* 課題 1
足関節の不安定性を扱った本文について、次の問いに答えてください。
(a) 先行研究で報告された、慢性的な足部不安定性を有する者のうち構造的不安定性を有する者の割合はどれくらいですか。
(b) 足関節の側方の安定性は、主に何に委ねる部分が大きいとされていますか。
(c) 本研究でFAIとの相関が認められたテストとして、どのようなものが挙げられていますか。
* 課題 2
足関節の不安定性を扱った本文の続きを、最後の文の後から書いてください。

* 本文
================================

足関節内反捻挫受傷後などに生じる慢性的な足部不安定性は、構造的不安定性と機能的不安定性(FAI)に大別される[2]。構造的不安定性は一般的に「関節構成体の損傷により生理学的な関節可動域を逸脱し、副運動が増大して不安定性が残存している状態」と定義され、FAIは「構造的不安定性の有無に関わらず、足関節捻挫受傷後に不安定感”giving way”が残存している状態」と定義されている[2, 3]。先行研究では、慢性的な足部不安定性を有する者のうち、構造的不安定性を有する割合は24~68%と報告されており[4,5,6]、慢性的な足部不安定性は構造的不安定性以外の要因によっても引き起こされることが示唆されている。そのため構造的不安定性のみならず、FAIを評価することは重要であると考えられる。本研究では、FAIを評価して、パフォーマンスとの関連を検討しているという点で有意義なデータを提供している。
足関節の側方の安定性は主に靭帯や腓骨筋群、後脛骨筋に委ねる部分が大きい。そのため、足関節捻挫受傷後等の固有感覚障害や神経筋コントロール障害、筋力低下は動的安定性の破綻を惹起し、機能的不安定性を生じる要因となる[2, 3]。本研究ではFAIと片脚横跳びや片脚8の字跳躍のように、横方向や回旋方向のストレスが足関節に加わるテストにおいての相関が認められており、側方の動的安定性の破綻がFAIに影響を及ぼすことを支持する結果となっている。このことから、臨床の場面においてFAIの有無を判断するためには、横方向、回旋方向へのストレスが足関節に加わる課題を選択する必要があると考えられ、このようなテストを選択することで足関節捻挫後の競技復帰の時期の決定などに役立つことが考えられる。

================================

* 提供データ
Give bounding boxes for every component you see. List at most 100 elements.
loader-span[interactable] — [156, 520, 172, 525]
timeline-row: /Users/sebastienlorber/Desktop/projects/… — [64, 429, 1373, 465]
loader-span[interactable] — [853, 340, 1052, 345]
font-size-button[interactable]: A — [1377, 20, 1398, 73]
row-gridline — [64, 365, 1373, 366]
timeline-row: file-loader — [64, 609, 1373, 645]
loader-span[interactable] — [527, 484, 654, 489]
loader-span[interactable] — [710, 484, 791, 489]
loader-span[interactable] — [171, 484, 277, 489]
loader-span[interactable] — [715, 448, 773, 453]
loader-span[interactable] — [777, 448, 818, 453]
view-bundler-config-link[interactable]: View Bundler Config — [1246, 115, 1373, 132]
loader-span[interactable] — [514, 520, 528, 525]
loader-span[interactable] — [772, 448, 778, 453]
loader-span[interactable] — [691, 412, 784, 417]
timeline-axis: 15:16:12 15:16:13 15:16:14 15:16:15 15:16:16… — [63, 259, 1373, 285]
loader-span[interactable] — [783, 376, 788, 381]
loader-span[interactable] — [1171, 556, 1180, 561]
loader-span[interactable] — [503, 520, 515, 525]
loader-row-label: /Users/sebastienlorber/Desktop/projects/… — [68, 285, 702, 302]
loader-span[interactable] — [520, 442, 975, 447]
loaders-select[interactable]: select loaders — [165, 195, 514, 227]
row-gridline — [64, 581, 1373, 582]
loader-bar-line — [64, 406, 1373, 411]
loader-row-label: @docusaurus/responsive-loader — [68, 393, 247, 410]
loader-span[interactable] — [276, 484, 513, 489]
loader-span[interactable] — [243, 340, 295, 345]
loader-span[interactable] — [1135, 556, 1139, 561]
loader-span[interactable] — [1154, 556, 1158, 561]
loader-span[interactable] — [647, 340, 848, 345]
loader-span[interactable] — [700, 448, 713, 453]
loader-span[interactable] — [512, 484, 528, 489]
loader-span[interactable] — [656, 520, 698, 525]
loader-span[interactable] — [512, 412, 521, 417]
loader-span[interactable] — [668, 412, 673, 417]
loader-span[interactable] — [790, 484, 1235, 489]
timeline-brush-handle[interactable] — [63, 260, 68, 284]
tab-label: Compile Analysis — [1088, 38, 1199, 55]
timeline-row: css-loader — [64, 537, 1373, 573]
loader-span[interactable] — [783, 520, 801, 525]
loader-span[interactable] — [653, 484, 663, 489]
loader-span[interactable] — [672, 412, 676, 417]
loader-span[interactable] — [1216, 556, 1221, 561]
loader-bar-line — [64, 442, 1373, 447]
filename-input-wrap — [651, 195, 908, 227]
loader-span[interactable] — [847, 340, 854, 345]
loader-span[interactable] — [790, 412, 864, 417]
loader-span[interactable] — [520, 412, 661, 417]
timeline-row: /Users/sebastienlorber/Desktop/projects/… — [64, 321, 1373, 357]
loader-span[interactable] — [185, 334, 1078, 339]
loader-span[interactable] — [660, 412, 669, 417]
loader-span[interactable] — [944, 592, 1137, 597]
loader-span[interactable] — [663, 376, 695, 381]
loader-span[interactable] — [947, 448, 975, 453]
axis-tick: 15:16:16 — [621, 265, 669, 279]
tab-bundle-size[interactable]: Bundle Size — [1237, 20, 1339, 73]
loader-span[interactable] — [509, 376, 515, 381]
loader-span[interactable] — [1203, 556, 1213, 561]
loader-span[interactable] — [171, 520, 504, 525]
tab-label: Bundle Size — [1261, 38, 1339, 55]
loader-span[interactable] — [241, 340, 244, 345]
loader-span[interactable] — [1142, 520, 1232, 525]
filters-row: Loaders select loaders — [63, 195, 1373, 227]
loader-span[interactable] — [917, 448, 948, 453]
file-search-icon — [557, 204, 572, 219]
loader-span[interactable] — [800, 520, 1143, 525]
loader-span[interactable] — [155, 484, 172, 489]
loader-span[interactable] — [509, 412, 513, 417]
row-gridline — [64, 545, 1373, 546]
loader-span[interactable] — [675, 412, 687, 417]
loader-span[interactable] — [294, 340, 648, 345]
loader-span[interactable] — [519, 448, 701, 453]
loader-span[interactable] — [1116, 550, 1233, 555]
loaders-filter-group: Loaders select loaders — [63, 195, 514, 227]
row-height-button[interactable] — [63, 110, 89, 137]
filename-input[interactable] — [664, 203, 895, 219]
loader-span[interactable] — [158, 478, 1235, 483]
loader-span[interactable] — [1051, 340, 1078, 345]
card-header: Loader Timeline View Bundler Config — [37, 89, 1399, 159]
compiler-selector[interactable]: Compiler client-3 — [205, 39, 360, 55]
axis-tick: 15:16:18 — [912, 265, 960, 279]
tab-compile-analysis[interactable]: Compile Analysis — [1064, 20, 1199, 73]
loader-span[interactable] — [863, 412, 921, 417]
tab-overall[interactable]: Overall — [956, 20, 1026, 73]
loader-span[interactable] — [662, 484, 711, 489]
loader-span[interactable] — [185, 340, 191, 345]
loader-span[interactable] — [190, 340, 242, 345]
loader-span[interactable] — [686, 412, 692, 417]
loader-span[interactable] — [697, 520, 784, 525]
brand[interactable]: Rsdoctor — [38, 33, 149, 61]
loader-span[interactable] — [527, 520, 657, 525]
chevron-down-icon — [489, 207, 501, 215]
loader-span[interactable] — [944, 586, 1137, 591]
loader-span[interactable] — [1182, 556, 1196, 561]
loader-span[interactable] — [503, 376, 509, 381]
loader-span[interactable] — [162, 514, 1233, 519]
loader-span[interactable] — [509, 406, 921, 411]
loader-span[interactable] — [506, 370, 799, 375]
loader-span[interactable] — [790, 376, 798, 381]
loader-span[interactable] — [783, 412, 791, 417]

================================

* 解答 1
(a) 24~68%と報告されています。
(b) 靭帯や腓骨筋群、後脛骨筋に委ねる部分が大きいとされています。
(c) 片脚横跳びや片脚8の字跳躍のように、横方向や回旋方向のストレスが足関節に加わるテストが挙げられています。

* 解答 2
しかし、本結果ではFAI indexと片脚横跳びや片脚8の字跳躍との間の相関係数が小さく、また明らかなパフォーマンスの低下が認められなかったにもかかわらず、不安定感を訴えた者の多いテストも存在している。これらのことから他覚的な結果のみならず、自覚的な症状も調査するとともに、横方向や回旋方向のストレスが足関節に加わるテスト以外のテストも用いて、FAIとパフォーマンスの関連をさらに詳細に調査する必要があると考える。また、FAIの質問項目や重症度の分類もさらに詳細に検討する必要があると考える。